** BEGIN RECORD LIST **

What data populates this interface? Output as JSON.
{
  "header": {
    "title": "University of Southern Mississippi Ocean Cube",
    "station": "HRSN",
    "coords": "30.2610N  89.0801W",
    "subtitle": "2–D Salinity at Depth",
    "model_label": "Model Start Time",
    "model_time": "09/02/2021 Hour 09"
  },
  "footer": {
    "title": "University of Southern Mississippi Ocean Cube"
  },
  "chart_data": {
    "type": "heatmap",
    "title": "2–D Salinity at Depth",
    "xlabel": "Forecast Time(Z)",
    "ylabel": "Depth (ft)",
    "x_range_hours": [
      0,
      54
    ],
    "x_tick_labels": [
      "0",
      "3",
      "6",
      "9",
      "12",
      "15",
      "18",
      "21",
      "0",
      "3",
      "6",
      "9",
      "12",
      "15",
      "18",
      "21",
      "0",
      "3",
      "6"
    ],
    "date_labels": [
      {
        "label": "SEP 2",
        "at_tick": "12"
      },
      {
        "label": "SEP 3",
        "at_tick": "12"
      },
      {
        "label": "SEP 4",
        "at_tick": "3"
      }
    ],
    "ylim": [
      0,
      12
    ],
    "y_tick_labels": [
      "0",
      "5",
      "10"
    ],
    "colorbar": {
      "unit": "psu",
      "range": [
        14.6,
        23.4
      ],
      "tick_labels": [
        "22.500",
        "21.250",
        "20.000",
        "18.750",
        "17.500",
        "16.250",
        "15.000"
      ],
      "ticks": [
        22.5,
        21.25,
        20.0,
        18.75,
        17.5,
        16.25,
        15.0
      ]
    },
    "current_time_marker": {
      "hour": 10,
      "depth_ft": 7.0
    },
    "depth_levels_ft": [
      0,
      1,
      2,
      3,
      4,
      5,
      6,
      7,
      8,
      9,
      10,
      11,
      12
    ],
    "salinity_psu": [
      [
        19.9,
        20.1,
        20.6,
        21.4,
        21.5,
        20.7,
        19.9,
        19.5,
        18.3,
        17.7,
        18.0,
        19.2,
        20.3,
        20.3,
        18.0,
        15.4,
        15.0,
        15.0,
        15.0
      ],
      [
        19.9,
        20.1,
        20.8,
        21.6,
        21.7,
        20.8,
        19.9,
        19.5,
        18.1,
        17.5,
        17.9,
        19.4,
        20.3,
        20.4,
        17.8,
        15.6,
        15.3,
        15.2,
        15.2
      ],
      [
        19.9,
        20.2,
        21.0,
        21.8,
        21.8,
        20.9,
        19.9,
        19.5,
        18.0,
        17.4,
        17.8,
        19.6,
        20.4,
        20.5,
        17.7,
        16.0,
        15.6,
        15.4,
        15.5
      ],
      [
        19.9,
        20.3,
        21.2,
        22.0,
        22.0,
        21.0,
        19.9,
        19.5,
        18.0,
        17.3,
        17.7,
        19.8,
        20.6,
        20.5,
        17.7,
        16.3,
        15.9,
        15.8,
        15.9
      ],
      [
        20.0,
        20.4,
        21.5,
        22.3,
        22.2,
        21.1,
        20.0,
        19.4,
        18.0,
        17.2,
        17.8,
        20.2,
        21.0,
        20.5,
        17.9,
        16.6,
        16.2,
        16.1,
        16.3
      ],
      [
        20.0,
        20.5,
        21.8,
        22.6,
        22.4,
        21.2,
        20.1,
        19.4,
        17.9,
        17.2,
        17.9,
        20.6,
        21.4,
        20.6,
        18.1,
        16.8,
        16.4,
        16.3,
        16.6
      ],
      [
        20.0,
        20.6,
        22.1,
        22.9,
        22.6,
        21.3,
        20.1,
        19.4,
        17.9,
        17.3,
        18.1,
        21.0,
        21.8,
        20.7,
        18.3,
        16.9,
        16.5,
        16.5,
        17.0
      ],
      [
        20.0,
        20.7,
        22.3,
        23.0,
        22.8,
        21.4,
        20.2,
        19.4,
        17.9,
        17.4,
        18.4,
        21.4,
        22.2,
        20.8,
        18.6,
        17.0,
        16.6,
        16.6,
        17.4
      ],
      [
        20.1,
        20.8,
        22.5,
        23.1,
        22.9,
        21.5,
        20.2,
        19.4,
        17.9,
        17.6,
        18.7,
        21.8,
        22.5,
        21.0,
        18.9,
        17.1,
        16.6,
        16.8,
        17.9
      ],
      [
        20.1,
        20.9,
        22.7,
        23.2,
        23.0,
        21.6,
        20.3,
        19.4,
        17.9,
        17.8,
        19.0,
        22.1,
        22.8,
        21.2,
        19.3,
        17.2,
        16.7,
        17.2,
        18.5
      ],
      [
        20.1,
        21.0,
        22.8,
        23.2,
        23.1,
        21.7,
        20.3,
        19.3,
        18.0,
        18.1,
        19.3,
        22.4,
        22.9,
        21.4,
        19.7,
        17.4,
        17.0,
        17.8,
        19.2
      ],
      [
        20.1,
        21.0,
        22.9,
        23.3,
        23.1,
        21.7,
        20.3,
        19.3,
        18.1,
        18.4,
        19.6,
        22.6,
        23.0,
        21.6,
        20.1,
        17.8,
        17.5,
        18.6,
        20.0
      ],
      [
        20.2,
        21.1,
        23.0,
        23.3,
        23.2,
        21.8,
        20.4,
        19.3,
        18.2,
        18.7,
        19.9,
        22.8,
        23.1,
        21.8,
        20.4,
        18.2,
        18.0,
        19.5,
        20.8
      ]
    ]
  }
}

** END RECORD LIST **

### [THE TASK]
Extract all of the material exactly as it is written.

### [OUTPUT FOR THIS EXERCISE]
What data populates this interface? Output as JSON.
{
  "header": {
    "title": "University of Southern Mississippi Ocean Cube",
    "station": "HRSN",
    "coords": "30.2610N  89.0801W",
    "subtitle": "2–D Salinity at Depth",
    "model_label": "Model Start Time",
    "model_time": "09/02/2021 Hour 09"
  },
  "footer": {
    "title": "University of Southern Mississippi Ocean Cube"
  },
  "chart_data": {
    "type": "heatmap",
    "title": "2–D Salinity at Depth",
    "xlabel": "Forecast Time(Z)",
    "ylabel": "Depth (ft)",
    "x_range_hours": [
      0,
      54
    ],
    "x_tick_labels": [
      "0",
      "3",
      "6",
      "9",
      "12",
      "15",
      "18",
      "21",
      "0",
      "3",
      "6",
      "9",
      "12",
      "15",
      "18",
      "21",
      "0",
      "3",
      "6"
    ],
    "date_labels": [
      {
        "label": "SEP 2",
        "at_tick": "12"
      },
      {
        "label": "SEP 3",
        "at_tick": "12"
      },
      {
        "label": "SEP 4",
        "at_tick": "3"
      }
    ],
    "ylim": [
      0,
      12
    ],
    "y_tick_labels": [
      "0",
      "5",
      "10"
    ],
    "colorbar": {
      "unit": "psu",
      "range": [
        14.6,
        23.4
      ],
      "tick_labels": [
        "22.500",
        "21.250",
        "20.000",
        "18.750",
        "17.500",
        "16.250",
        "15.000"
      ],
      "ticks": [
        22.5,
        21.25,
        20.0,
        18.75,
        17.5,
        16.25,
        15.0
      ]
    },
    "current_time_marker": {
      "hour": 10,
      "depth_ft": 7.0
    },
    "depth_levels_ft": [
      0,
      1,
      2,
      3,
      4,
      5,
      6,
      7,
      8,
      9,
      10,
      11,
      12
    ],
    "salinity_psu": [
      [
        19.9,
        20.1,
        20.6,
        21.4,
        21.5,
        20.7,
        19.9,
        19.5,
        18.3,
        17.7,
        18.0,
        19.2,
        20.3,
        20.3,
        18.0,
        15.4,
        15.0,
        15.0,
        15.0
      ],
      [
        19.9,
        20.1,
        20.8,
        21.6,
        21.7,
        20.8,
        19.9,
        19.5,
        18.1,
        17.5,
        17.9,
        19.4,
        20.3,
        20.4,
        17.8,
        15.6,
        15.3,
        15.2,
        15.2
      ],
      [
        19.9,
        20.2,
        21.0,
        21.8,
        21.8,
        20.9,
        19.9,
        19.5,
        18.0,
        17.4,
        17.8,
        19.6,
        20.4,
        20.5,
        17.7,
        16.0,
        15.6,
        15.4,
        15.5
      ],
      [
        19.9,
        20.3,
        21.2,
        22.0,
        22.0,
        21.0,
        19.9,
        19.5,
        18.0,
        17.3,
        17.7,
        19.8,
        20.6,
        20.5,
        17.7,
        16.3,
        15.9,
        15.8,
        15.9
      ],
      [
        20.0,
        20.4,
        21.5,
        22.3,
        22.2,
        21.1,
        20.0,
        19.4,
        18.0,
        17.2,
        17.8,
        20.2,
        21.0,
        20.5,
        17.9,
        16.6,
        16.2,
        16.1,
        16.3
      ],
      [
        20.0,
        20.5,
        21.8,
        22.6,
        22.4,
        21.2,
        20.1,
        19.4,
        17.9,
        17.2,
        17.9,
        20.6,
        21.4,
        20.6,
        18.1,
        16.8,
        16.4,
        16.3,
        16.6
      ],
      [
        20.0,
        20.6,
        22.1,
        22.9,
        22.6,
        21.3,
        20.1,
        19.4,
        17.9,
        17.3,
        18.1,
        21.0,
        21.8,
        20.7,
        18.3,
        16.9,
        16.5,
        16.5,
        17.0
      ],
      [
        20.0,
        20.7,
        22.3,
        23.0,
        22.8,
        21.4,
        20.2,
        19.4,
        17.9,
        17.4,
        18.4,
        21.4,
        22.2,
        20.8,
        18.6,
        17.0,
        16.6,
        16.6,
        17.4
      ],
      [
        20.1,
        20.8,
        22.5,
        23.1,
        22.9,
        21.5,
        20.2,
        19.4,
        17.9,
        17.6,
        18.7,
        21.8,
        22.5,
        21.0,
        18.9,
        17.1,
        16.6,
        16.8,
        17.9
      ],
      [
        20.1,
        20.9,
        22.7,
        23.2,
        23.0,
        21.6,
        20.3,
        19.4,
        17.9,
        17.8,
        19.0,
        22.1,
        22.8,
        21.2,
        19.3,
        17.2,
        16.7,
        17.2,
        18.5
      ],
      [
        20.1,
        21.0,
        22.8,
        23.2,
        23.1,
        21.7,
        20.3,
        19.3,
        18.0,
        18.1,
        19.3,
        22.4,
        22.9,
        21.4,
        19.7,
        17.4,
        17.0,
        17.8,
        19.2
      ],
      [
        20.1,
        21.0,
        22.9,
        23.3,
        23.1,
        21.7,
        20.3,
        19.3,
        18.1,
        18.4,
        19.6,
        22.6,
        23.0,
        21.6,
        20.1,
        17.8,
        17.5,
        18.6,
        20.0
      ],
      [
        20.2,
        21.1,
        23.0,
        23.3,
        23.2,
        21.8,
        20.4,
        19.3,
        18.2,
        18.7,
        19.9,
        22.8,
        23.1,
        21.8,
        20.4,
        18.2,
        18.0,
        19.5,
        20.8
      ]
    ]
  }
}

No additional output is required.